- _The request_
Exactly reproduce the lines from the one holding "What data populates" through the final line of the listing below, with both ends included and nothing else.

[Dataset records]
**********
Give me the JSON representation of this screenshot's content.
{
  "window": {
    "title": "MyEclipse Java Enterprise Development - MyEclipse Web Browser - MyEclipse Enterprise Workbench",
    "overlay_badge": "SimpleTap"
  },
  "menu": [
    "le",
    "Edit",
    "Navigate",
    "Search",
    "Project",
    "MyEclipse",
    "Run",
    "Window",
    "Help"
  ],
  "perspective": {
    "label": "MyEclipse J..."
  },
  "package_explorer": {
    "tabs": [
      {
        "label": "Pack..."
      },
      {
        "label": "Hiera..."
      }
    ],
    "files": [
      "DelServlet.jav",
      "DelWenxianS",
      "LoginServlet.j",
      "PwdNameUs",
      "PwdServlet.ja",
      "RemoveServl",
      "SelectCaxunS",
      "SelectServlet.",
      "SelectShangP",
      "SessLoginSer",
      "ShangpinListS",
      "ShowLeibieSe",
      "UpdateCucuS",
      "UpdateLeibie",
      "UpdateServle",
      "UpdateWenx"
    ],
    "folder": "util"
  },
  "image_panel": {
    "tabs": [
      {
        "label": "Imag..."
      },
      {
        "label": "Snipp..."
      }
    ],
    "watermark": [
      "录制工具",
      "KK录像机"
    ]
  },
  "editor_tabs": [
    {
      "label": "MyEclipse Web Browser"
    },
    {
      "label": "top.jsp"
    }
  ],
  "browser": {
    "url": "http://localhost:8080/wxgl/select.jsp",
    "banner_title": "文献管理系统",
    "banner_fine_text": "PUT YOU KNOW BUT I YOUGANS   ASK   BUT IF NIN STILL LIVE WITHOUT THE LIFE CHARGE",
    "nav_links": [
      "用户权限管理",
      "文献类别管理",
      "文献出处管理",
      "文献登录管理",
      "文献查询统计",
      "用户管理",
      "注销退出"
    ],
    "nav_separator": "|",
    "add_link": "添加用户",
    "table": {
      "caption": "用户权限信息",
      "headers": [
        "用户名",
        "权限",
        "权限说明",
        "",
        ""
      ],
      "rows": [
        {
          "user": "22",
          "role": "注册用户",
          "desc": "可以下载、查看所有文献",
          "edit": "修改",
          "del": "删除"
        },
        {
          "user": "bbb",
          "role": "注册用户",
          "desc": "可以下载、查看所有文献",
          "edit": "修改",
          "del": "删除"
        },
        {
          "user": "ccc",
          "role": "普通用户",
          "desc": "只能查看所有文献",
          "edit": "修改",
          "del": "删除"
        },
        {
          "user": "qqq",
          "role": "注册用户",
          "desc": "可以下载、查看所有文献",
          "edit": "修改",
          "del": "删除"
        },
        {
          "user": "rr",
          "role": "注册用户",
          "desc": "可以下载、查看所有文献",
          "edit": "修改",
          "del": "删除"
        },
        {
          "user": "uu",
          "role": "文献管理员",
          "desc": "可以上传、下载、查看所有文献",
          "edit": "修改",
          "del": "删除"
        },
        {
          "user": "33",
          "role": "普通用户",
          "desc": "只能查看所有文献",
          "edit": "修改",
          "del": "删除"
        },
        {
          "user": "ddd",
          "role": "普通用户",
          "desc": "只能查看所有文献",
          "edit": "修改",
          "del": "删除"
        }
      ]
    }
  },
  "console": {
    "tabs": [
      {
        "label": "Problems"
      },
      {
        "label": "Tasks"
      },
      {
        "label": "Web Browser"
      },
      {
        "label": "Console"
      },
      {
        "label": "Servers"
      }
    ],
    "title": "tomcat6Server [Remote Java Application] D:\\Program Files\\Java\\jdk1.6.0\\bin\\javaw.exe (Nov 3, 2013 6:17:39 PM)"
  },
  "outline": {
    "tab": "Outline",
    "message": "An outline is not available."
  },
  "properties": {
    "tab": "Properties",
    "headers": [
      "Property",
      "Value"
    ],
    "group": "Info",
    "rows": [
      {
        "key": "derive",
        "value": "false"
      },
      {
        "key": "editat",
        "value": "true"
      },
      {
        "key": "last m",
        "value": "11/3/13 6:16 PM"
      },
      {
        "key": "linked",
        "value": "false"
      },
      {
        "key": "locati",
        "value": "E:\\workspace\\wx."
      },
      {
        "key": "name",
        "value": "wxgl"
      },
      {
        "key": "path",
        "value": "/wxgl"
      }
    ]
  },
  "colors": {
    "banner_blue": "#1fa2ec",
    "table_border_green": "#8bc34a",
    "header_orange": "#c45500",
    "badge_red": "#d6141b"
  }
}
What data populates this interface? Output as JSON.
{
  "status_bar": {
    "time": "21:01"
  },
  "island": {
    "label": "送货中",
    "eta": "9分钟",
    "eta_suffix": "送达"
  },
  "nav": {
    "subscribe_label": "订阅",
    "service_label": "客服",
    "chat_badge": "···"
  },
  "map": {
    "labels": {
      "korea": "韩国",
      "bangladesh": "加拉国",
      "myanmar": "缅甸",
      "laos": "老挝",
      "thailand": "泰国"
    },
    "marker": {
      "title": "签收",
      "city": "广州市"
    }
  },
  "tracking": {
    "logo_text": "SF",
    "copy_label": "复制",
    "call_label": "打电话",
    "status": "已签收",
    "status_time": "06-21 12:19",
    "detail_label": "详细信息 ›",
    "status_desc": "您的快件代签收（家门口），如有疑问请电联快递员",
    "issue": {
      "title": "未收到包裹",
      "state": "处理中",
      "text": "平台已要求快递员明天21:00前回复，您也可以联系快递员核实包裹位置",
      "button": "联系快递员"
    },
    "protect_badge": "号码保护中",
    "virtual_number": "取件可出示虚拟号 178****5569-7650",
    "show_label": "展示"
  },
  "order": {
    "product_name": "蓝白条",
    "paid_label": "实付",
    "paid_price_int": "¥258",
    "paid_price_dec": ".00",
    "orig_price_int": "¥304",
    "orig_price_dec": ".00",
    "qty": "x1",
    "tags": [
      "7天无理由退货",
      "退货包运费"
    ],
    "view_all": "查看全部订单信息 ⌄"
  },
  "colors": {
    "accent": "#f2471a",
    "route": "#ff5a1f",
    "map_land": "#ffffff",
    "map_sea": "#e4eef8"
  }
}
**********
- _Answer to the exercise_
What data populates this interface? Output as JSON.
{
  "status_bar": {
    "time": "21:01"
  },
  "island": {
    "label": "送货中",
    "eta": "9分钟",
    "eta_suffix": "送达"
  },
  "nav": {
    "subscribe_label": "订阅",
    "service_label": "客服",
    "chat_badge": "···"
  },
  "map": {
    "labels": {
      "korea": "韩国",
      "bangladesh": "加拉国",
      "myanmar": "缅甸",
      "laos": "老挝",
      "thailand": "泰国"
    },
    "marker": {
      "title": "签收",
      "city": "广州市"
    }
  },
  "tracking": {
    "logo_text": "SF",
    "copy_label": "复制",
    "call_label": "打电话",
    "status": "已签收",
    "status_time": "06-21 12:19",
    "detail_label": "详细信息 ›",
    "status_desc": "您的快件代签收（家门口），如有疑问请电联快递员",
    "issue": {
      "title": "未收到包裹",
      "state": "处理中",
      "text": "平台已要求快递员明天21:00前回复，您也可以联系快递员核实包裹位置",
      "button": "联系快递员"
    },
    "protect_badge": "号码保护中",
    "virtual_number": "取件可出示虚拟号 178****5569-7650",
    "show_label": "展示"
  },
  "order": {
    "product_name": "蓝白条",
    "paid_label": "实付",
    "paid_price_int": "¥258",
    "paid_price_dec": ".00",
    "orig_price_int": "¥304",
    "orig_price_dec": ".00",
    "qty": "x1",
    "tags": [
      "7天无理由退货",
      "退货包运费"
    ],
    "view_all": "查看全部订单信息 ⌄"
  },
  "colors": {
    "accent": "#f2471a",
    "route": "#ff5a1f",
    "map_land": "#ffffff",
    "map_sea": "#e4eef8"
  }
}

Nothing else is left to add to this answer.